Passage shown:
[Start of section]
This post was authored by Adem Tumerkan, Dunham's Content Writer. If you have questions concerning today's topic, please call us at (858) 964 - 0500. Hold us to higher standards.

*This was our recent issue of the Saturday 'Morning Pour' to email subscribers - join here to get our insightful economic and market views.

Right now, it appears that the auto market is showing signs of stress.

And I believe it’s a good time to remember the “boiling frog” parable.

In short, if a frog jumps into a pot of boiling water, it’ll immediately hop out. But if the frog jumps into a pot of semi-warm water, it will sit comfortably. But as the heat gradually increases to boiling levels, it will slowly cook until it’s too late and dies.

This parable reminds us why humans react quickly to sudden events (jumping into boiling water) but fail to react to slowly changing conditions until it is too late (sitting in water as it gets warmer and warmer).

So, what does this have to do with the auto market?

Well, it may be something that’s deteriorating slowly, and no one will notice until it’s too late (like the poor frog).

To give you some context: after two years – between 2020 to 2022 – of short supplies, excess savings, and extremely easy credit, the vehicle market boomed.

But since the second half of 2023, it’s cooling steadily.

A combination of rising missed payments, deeper negative equity, anemic real wages, and higher interest costs is souring the auto market.

And most importantly, could have repercussions for the auto-backed securities (ABS) – aka collateralized pools of auto loans and/or leases.

And like the frog in the pot of water, conditions may deteriorate further without many noticing until it’s no longer possible to escape.

Thus, it may make sense for investors to investigate their exposure to this industry – just in case the water begins boiling (I believe it is).

Let’s take a closer look at all this. . .

The Pot Is Heating Up: Auto Loan Defaults Are On The Rise

So, it’s no surprise how we got here.

After two years of both Federal Reserve (monetary) and U.S. Treasury (fiscal) stimulus, credit creation exploded.

And quite a bit of it flowed into the auto sector.

According to the recent St. Louis Fed data, there’s now over $1.55 trillion of U.S. auto loans outstanding (motor vehicle loans owned and securitized) as of Q3-2023.

And while it’s true that auto debt’s grown rapidly over the last decade – it’s accelerated post-COVID.
[End of section]
Material supplied:
[Start of section]
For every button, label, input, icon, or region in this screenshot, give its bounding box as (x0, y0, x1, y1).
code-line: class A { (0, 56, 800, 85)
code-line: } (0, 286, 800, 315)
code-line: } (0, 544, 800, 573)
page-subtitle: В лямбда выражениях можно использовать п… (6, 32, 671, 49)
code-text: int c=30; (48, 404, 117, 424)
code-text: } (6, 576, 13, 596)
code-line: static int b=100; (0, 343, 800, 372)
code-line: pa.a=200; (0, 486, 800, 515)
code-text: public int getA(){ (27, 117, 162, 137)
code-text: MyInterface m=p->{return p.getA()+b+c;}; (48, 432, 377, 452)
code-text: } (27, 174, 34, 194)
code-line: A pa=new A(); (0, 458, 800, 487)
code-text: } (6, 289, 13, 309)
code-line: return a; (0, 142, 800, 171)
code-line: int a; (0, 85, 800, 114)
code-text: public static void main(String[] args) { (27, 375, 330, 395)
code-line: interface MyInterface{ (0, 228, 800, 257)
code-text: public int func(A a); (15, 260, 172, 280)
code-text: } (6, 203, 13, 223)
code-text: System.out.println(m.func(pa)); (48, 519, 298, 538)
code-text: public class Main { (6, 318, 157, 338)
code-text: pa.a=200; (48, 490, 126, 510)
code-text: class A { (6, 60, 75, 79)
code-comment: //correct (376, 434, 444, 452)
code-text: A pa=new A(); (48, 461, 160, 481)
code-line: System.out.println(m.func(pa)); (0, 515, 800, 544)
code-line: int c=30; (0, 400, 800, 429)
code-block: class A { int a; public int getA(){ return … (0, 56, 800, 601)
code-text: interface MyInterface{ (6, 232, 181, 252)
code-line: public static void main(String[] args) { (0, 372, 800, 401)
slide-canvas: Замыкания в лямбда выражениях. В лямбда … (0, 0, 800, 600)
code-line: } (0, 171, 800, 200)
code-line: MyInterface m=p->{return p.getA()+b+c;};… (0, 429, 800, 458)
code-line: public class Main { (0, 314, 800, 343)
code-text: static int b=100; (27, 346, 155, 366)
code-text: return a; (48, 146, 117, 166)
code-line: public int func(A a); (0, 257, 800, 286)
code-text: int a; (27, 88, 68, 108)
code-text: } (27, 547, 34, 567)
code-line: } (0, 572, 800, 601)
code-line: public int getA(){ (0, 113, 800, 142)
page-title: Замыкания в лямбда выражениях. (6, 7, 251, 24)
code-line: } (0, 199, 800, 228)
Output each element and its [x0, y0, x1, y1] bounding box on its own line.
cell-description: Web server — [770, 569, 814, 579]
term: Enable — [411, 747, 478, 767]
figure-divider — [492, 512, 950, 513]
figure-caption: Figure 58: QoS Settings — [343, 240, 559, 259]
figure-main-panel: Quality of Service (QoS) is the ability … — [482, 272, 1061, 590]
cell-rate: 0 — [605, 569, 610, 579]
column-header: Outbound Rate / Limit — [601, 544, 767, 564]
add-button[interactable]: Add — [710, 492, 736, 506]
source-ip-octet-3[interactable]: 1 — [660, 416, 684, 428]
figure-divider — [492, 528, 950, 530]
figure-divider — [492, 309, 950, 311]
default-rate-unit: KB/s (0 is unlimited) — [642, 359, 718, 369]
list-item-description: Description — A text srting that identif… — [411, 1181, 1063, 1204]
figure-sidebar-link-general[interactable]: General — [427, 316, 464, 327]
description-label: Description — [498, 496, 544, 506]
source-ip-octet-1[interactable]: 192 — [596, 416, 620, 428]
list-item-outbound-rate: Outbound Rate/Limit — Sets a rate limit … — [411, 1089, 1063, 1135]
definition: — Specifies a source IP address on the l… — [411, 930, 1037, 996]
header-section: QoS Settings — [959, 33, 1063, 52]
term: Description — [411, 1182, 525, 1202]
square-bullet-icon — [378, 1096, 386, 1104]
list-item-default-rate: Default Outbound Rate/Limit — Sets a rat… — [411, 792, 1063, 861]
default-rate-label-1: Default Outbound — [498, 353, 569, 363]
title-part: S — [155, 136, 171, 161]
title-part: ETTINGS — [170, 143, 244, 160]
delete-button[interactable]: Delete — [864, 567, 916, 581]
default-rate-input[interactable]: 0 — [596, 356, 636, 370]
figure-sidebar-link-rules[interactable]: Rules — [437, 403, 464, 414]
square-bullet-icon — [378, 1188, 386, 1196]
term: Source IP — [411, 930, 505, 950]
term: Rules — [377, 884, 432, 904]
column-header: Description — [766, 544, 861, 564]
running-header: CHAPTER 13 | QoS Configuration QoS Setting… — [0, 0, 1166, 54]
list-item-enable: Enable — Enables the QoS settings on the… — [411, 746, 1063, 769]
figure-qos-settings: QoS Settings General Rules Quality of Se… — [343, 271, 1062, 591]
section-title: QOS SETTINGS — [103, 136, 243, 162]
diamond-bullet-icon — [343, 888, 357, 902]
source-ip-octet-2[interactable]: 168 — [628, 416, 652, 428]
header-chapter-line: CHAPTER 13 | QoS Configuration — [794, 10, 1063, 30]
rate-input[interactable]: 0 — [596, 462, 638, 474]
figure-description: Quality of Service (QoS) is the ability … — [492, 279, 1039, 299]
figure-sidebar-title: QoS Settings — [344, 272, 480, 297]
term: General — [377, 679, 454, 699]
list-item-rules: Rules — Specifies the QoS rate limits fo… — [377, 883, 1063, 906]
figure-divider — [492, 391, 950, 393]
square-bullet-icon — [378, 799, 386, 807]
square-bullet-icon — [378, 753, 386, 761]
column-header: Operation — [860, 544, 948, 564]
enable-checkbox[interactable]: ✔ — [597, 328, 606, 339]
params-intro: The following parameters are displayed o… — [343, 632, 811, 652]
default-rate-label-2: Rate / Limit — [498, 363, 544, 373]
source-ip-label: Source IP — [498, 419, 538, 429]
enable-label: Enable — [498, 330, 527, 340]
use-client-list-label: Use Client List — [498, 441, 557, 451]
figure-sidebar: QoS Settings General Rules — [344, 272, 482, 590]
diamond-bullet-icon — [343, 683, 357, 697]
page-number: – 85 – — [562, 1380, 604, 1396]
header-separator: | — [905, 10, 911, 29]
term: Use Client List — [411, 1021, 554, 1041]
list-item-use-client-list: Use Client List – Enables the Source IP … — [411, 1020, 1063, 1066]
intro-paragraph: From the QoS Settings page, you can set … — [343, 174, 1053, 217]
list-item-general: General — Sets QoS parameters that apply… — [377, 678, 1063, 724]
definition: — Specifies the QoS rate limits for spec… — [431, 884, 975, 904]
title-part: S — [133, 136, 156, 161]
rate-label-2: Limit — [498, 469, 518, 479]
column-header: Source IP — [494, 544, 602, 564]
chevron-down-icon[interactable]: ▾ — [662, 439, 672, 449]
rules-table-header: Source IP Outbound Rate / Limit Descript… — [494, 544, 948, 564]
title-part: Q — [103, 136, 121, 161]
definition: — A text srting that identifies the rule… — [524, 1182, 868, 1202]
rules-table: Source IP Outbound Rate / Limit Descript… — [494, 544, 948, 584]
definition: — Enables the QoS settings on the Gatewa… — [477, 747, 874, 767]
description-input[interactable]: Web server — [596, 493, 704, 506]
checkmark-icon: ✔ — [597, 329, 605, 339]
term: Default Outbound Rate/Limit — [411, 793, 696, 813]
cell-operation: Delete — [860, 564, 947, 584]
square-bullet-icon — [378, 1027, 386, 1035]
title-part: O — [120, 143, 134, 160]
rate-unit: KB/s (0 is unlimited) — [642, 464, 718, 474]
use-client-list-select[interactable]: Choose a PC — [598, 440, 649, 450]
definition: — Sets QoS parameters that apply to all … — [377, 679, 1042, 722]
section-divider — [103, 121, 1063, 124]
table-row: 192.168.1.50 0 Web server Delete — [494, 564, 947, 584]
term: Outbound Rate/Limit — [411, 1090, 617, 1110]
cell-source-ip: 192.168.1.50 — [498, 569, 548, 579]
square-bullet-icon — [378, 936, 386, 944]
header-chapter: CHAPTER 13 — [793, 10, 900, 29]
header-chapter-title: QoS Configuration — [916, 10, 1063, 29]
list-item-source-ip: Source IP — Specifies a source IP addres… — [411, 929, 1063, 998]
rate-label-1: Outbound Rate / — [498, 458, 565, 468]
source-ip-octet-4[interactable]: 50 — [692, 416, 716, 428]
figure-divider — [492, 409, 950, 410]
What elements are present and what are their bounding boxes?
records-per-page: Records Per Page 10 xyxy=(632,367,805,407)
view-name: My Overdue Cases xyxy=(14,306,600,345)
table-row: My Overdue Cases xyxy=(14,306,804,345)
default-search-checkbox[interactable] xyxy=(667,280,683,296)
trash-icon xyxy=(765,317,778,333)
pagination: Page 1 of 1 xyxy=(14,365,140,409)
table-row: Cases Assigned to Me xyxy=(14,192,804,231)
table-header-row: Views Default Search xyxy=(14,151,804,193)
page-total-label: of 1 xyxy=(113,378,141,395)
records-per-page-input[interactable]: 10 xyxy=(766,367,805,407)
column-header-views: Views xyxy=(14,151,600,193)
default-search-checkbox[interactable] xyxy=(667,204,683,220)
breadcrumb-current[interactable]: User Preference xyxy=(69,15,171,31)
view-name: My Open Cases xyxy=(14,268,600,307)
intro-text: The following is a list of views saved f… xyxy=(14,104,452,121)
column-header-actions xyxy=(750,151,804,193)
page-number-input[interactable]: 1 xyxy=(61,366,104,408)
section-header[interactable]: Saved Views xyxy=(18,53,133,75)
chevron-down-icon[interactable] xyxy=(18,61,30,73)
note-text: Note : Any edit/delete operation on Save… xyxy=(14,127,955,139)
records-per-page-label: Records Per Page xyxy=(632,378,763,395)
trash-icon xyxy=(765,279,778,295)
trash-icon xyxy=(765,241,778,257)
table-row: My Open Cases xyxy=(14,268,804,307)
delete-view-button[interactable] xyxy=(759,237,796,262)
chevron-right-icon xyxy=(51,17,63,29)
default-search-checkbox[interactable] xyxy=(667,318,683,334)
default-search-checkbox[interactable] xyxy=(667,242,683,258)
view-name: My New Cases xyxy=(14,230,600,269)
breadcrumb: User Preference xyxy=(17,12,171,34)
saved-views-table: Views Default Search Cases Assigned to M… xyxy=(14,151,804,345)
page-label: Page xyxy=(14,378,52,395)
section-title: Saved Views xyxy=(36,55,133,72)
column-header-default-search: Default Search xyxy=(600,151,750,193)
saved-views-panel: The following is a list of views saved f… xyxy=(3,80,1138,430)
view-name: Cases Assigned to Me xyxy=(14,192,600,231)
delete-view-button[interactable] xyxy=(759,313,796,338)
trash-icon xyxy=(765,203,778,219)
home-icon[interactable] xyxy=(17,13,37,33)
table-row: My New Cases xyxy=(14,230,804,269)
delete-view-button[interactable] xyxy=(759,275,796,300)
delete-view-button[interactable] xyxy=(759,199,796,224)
[End of section]
Task A:
Answer these from the auto market post, one line each:
(i) What phone number does the post give for questions about its topic?
(ii) According to the St. Louis Fed data it cites, how much in U.S. auto loans was outstanding as of Q3-2023?
(iii) Since when has the vehicle market been cooling steadily?
Task B:
List every factor that the auto market post says is combining to sour the auto market.
Task C:
Repeat the auto market post word for word from "And most importantly, could" to "we got here.".

Expected output A:
(i) (858) 964 - 0500
(ii) Over $1.55 trillion
(iii) Since the second half of 2023

Expected output B:
- Rising missed payments
- Deeper negative equity
- Anemic real wages
- Higher interest costs

Expected output C:
And most importantly, could have repercussions for the auto-backed securities (ABS) – aka collateralized pools of auto loans and/or leases.

And like the frog in the pot of water, conditions may deteriorate further without many noticing until it’s no longer possible to escape.

Thus, it may make sense for investors to investigate their exposure to this industry – just in case the water begins boiling (I believe it is).

Let’s take a closer look at all this. . .

The Pot Is Heating Up: Auto Loan Defaults Are On The Rise

So, it’s no surprise how we got here.